Dataset excerpt:
┌──
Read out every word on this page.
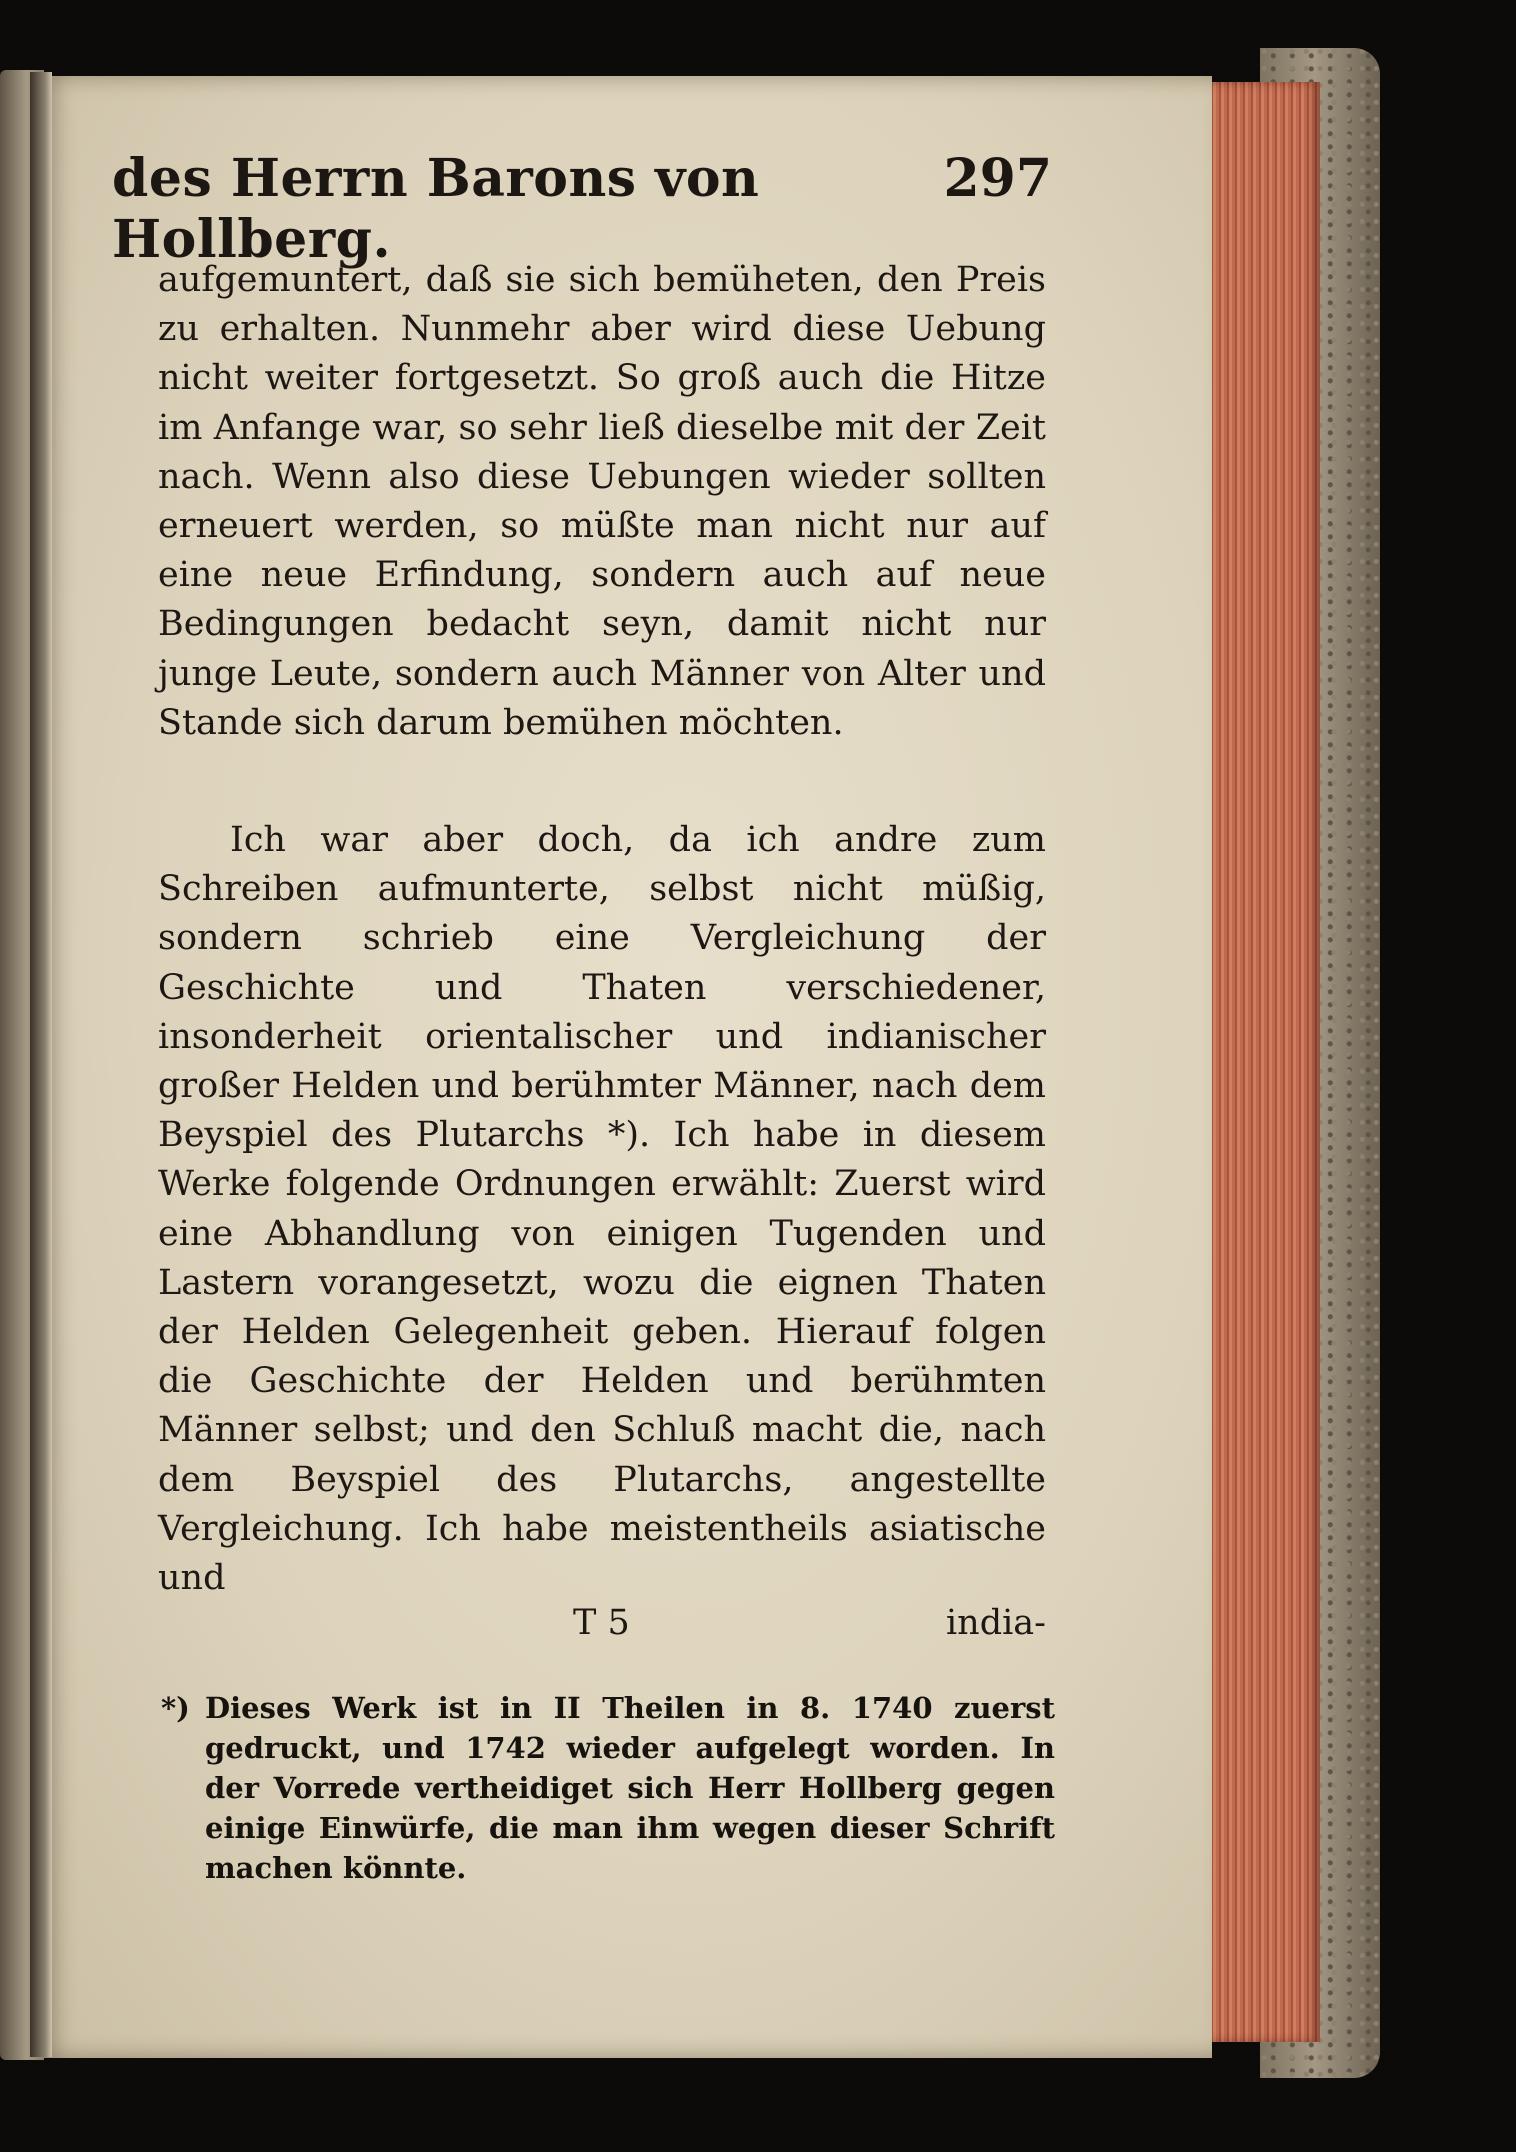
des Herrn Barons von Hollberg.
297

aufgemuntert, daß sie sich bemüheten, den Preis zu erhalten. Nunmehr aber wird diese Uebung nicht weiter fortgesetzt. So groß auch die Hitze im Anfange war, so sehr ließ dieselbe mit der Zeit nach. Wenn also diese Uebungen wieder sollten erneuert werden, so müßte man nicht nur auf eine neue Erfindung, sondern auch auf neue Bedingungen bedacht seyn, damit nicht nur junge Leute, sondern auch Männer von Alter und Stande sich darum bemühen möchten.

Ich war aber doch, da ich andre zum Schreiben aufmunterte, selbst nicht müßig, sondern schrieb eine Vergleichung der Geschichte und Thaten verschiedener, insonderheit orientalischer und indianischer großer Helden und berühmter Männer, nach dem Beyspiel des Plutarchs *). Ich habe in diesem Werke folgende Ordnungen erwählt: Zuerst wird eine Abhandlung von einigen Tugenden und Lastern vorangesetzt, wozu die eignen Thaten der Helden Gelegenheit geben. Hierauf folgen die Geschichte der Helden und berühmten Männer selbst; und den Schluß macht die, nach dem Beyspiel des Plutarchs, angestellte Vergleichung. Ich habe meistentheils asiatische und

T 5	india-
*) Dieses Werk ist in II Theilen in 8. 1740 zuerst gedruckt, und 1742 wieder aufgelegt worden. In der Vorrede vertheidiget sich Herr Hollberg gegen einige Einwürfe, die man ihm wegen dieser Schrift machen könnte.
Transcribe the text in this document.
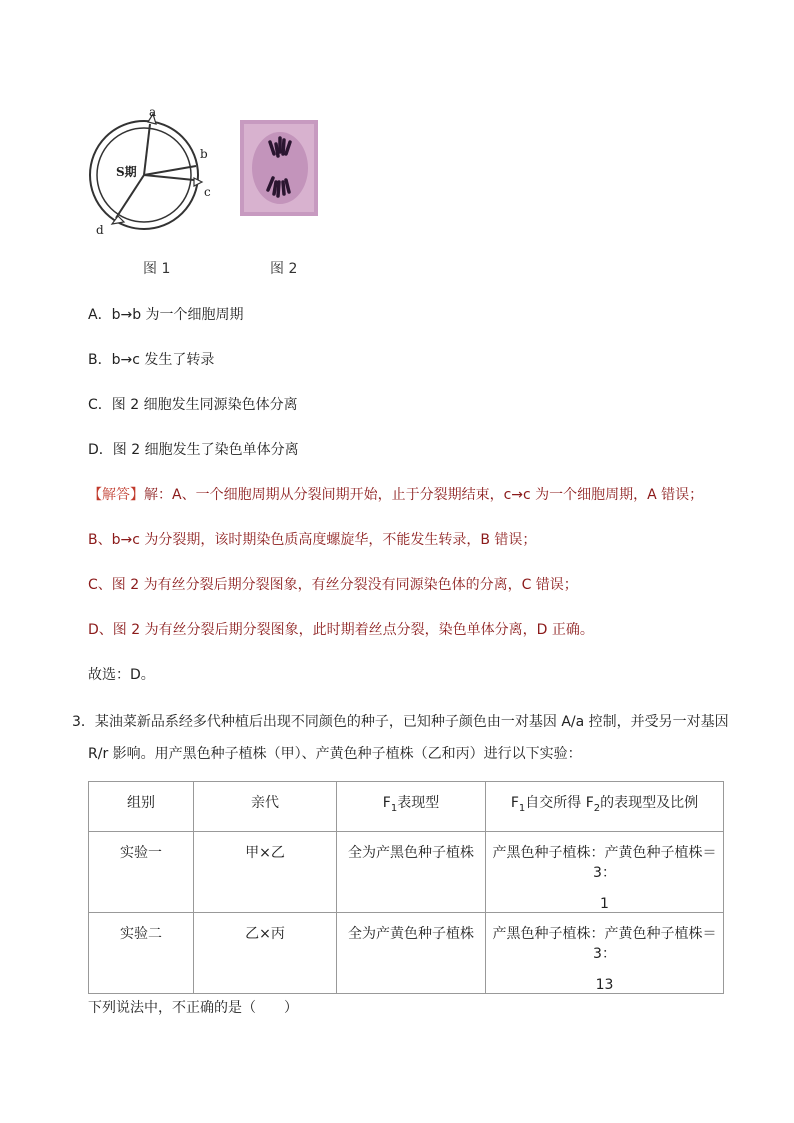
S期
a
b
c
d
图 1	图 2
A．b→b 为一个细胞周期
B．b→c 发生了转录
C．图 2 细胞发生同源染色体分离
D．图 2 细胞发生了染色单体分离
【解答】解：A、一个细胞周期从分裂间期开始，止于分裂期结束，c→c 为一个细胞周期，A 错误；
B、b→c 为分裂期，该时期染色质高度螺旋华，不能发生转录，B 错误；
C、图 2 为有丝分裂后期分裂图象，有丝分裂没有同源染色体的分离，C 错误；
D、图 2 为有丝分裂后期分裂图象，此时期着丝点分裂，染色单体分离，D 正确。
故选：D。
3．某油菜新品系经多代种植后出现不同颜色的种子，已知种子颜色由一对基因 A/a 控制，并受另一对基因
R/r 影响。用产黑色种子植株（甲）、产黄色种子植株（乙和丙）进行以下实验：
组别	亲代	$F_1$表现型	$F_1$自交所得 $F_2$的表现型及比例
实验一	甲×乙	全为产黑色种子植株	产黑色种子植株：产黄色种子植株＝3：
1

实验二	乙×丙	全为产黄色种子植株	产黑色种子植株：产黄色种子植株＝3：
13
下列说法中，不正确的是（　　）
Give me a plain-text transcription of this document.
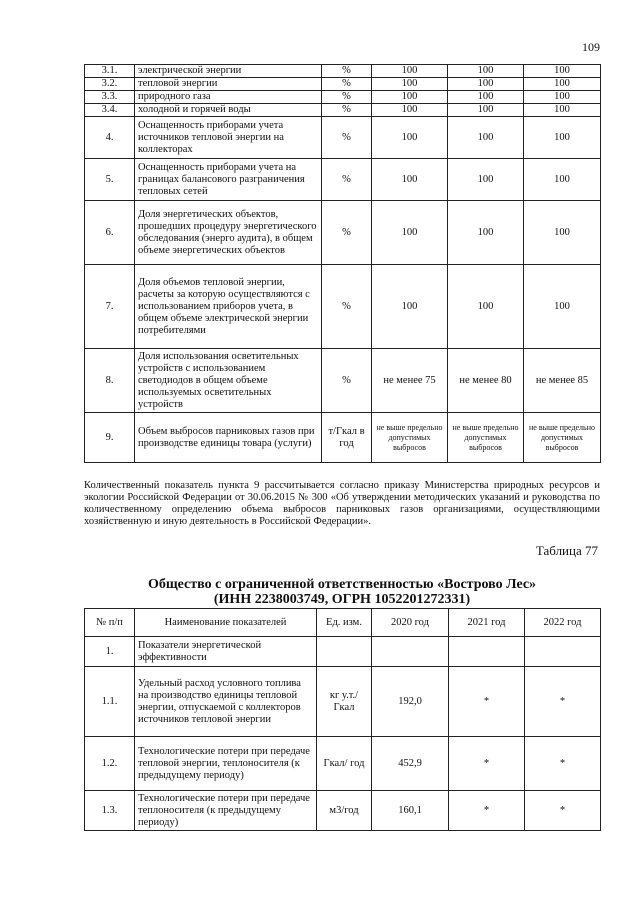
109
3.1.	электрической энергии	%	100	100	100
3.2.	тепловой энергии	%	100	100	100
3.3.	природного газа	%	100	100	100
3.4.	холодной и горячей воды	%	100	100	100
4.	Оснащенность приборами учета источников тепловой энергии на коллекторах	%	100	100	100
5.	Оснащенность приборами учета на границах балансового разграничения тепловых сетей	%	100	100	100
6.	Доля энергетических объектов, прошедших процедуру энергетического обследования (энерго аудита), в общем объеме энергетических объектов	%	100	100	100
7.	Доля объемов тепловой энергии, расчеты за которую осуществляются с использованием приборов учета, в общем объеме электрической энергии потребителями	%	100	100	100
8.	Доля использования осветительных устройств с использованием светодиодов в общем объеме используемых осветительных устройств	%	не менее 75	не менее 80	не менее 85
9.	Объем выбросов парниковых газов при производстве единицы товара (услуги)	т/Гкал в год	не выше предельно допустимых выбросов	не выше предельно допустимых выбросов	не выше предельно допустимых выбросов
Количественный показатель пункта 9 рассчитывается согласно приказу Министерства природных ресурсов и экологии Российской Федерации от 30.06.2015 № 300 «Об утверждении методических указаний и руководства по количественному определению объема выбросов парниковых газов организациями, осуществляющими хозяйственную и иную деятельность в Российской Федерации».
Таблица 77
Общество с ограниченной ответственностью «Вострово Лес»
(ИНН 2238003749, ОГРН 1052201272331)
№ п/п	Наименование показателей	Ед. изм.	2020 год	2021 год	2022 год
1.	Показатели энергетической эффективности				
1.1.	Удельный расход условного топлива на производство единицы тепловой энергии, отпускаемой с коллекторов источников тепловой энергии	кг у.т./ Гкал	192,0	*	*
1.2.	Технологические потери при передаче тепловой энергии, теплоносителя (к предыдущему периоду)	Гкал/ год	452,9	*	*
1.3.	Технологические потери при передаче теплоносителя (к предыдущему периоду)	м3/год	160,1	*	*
└──
Your goal: Gather up every line from the listing above in which the word "Доля" occurs.

Answer in full:
6.	Доля энергетических объектов, прошедших процедуру энергетического обследования (энерго аудита), в общем объеме энергетических объектов	%	100	100	100
7.	Доля объемов тепловой энергии, расчеты за которую осуществляются с использованием приборов учета, в общем объеме электрической энергии потребителями	%	100	100	100
8.	Доля использования осветительных устройств с использованием светодиодов в общем объеме используемых осветительных устройств	%	не менее 75	не менее 80	не менее 85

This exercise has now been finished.